Problem to work on
Check every line of the following material for the word "tuni", then say how many have it, with no other words.
____ Data for this exercise
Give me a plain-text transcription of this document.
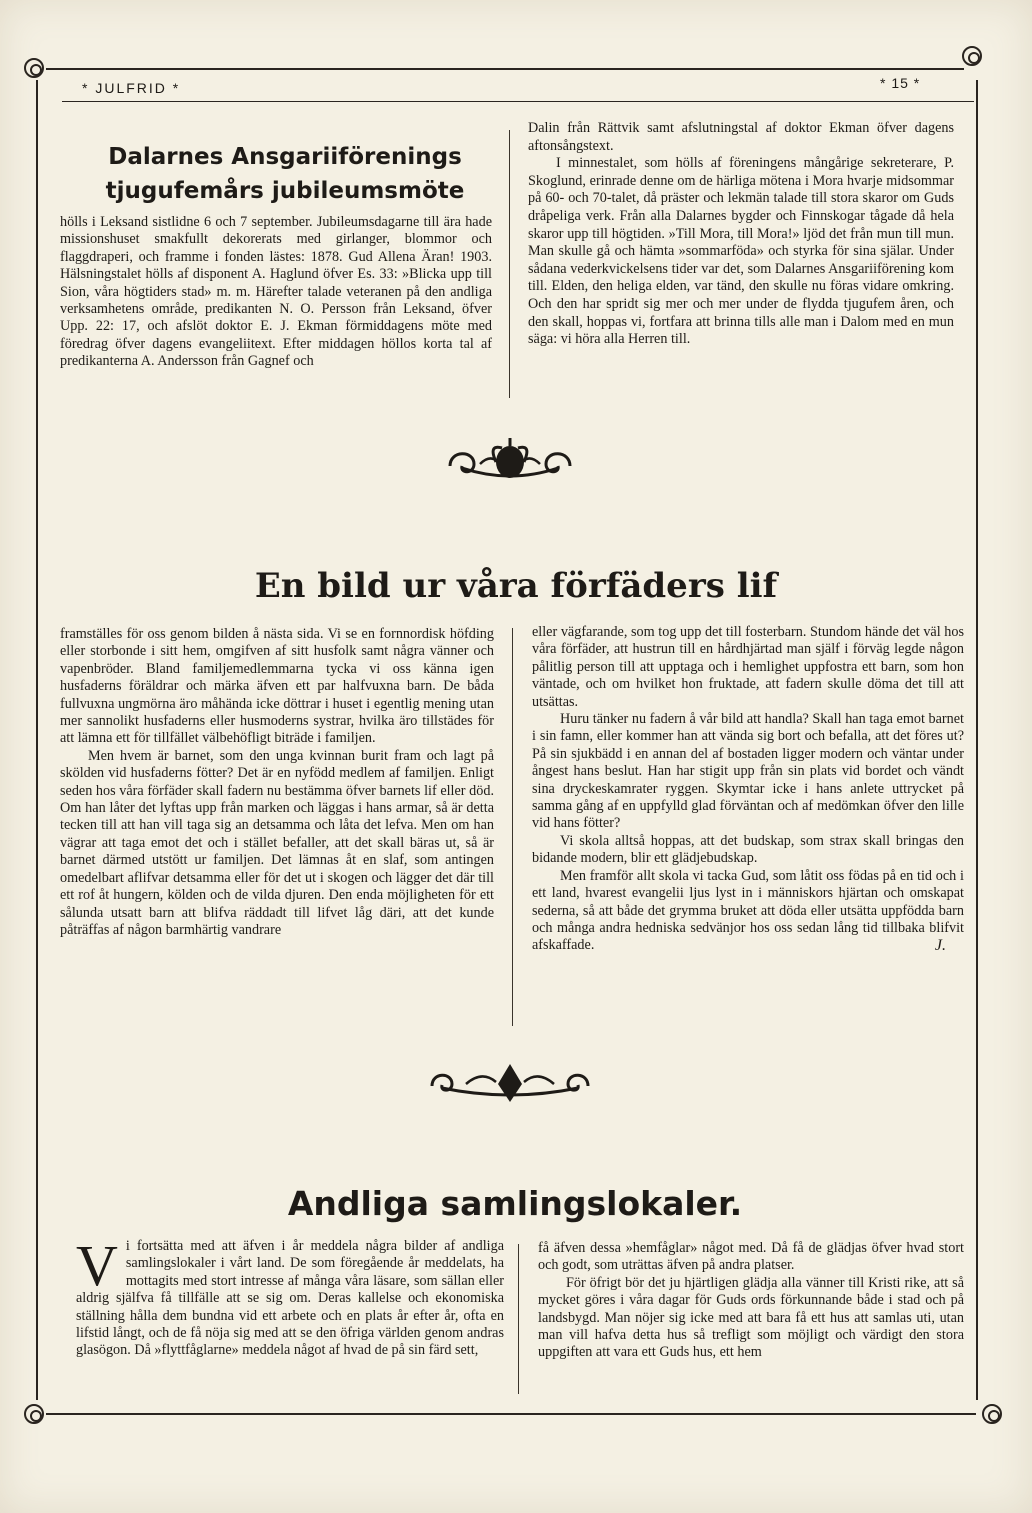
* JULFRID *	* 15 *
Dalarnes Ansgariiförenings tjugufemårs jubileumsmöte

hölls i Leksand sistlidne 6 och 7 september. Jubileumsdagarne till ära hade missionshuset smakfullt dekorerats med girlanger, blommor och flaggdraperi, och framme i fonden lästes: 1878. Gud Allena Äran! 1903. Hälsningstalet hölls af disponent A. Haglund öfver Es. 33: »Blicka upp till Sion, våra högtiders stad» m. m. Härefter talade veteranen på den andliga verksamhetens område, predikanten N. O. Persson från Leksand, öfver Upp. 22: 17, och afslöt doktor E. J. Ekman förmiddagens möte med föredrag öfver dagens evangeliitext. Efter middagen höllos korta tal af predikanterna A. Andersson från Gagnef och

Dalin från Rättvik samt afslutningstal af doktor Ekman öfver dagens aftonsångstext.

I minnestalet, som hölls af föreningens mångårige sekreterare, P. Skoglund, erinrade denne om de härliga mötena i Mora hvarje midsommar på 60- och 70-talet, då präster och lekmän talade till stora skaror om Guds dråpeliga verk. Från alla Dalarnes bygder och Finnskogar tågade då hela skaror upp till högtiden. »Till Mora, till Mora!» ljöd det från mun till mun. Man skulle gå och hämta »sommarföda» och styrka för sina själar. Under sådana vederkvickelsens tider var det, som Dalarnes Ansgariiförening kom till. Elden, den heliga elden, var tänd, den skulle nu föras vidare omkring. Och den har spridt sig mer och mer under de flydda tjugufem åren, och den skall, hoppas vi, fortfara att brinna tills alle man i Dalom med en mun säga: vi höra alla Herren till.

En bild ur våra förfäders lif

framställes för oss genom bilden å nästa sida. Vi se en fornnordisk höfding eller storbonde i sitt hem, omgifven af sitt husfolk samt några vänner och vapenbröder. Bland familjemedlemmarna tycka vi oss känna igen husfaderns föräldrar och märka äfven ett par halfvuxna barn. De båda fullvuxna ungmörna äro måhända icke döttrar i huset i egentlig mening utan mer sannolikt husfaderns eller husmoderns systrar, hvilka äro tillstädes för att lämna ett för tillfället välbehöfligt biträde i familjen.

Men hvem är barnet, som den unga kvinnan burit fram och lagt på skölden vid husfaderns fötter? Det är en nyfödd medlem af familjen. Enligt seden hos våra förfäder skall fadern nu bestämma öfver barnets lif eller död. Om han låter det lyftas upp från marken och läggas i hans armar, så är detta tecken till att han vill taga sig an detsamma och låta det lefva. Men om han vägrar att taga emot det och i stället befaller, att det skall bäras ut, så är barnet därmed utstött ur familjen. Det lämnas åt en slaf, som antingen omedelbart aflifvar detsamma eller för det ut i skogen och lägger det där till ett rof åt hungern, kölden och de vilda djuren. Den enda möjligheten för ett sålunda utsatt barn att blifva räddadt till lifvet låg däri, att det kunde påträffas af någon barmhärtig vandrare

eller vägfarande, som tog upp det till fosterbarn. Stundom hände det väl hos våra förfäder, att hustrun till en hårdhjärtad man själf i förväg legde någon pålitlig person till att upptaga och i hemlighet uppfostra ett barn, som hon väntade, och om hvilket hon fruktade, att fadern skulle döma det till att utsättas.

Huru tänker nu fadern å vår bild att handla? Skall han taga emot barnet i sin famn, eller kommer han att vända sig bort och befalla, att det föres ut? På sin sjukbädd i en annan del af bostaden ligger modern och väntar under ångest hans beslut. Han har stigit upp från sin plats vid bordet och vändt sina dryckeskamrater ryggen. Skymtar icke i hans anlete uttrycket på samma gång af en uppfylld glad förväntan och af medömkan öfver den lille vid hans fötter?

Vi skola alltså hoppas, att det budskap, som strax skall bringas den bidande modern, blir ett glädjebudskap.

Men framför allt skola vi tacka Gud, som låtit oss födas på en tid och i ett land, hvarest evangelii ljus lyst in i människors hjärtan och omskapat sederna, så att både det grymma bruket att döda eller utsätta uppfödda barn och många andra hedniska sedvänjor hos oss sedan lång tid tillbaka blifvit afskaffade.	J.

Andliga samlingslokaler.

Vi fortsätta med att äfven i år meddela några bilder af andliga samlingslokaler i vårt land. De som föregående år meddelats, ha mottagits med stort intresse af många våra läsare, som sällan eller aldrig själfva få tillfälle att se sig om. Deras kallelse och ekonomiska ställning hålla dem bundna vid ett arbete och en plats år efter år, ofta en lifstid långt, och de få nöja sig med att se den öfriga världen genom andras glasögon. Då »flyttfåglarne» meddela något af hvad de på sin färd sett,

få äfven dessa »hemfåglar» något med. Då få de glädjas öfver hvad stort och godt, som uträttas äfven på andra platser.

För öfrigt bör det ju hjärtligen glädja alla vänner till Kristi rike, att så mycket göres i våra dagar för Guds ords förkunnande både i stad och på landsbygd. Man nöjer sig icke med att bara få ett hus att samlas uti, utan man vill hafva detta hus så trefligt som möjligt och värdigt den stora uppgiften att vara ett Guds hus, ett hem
________
____ Data for this exercise
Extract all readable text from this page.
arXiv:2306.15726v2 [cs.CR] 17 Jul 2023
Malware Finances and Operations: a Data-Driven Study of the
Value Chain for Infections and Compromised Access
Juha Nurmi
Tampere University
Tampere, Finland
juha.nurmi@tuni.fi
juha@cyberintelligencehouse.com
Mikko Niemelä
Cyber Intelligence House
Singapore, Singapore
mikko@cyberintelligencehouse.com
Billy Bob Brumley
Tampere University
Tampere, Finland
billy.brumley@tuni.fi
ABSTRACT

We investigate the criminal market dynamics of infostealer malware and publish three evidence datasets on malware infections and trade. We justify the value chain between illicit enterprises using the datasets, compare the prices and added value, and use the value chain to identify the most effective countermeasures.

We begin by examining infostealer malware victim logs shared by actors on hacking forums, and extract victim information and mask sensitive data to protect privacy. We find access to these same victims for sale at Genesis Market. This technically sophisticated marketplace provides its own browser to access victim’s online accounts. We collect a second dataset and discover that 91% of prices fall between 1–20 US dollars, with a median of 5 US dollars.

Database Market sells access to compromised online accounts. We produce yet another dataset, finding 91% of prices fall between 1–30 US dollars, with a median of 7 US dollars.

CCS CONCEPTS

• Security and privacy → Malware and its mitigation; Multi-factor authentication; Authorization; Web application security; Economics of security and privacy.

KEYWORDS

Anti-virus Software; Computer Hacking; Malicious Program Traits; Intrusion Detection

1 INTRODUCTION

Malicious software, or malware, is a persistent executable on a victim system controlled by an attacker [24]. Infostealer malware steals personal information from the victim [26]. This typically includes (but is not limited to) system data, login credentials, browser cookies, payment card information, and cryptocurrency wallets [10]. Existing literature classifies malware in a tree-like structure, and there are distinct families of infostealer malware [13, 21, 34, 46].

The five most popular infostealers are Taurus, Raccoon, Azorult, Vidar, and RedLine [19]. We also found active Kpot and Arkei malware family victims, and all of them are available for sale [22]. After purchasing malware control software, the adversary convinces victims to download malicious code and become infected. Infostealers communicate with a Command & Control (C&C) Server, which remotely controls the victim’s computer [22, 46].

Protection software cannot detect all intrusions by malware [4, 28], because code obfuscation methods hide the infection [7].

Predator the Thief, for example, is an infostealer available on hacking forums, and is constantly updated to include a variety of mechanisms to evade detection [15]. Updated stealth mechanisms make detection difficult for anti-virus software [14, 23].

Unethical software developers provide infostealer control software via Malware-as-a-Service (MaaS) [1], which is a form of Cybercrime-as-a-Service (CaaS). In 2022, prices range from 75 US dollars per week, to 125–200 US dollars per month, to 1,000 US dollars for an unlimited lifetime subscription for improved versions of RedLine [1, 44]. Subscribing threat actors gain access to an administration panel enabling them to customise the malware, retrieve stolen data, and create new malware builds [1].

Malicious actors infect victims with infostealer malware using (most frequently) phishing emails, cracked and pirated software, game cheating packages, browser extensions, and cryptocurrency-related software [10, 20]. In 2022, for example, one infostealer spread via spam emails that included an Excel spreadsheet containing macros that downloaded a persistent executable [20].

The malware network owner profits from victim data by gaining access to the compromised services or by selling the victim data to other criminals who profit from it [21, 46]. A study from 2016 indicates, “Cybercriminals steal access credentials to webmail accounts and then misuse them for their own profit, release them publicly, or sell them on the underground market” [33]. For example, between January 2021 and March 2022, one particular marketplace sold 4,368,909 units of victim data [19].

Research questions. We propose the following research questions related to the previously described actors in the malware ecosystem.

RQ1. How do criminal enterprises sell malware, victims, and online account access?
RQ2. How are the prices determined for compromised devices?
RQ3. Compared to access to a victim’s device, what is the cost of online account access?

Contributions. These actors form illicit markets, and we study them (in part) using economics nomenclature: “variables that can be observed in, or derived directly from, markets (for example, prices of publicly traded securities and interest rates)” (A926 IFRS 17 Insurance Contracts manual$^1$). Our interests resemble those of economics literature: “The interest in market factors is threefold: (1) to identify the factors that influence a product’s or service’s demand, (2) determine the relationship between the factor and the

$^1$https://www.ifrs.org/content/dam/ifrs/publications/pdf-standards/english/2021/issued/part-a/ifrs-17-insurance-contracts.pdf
________
Reply to the exercise
2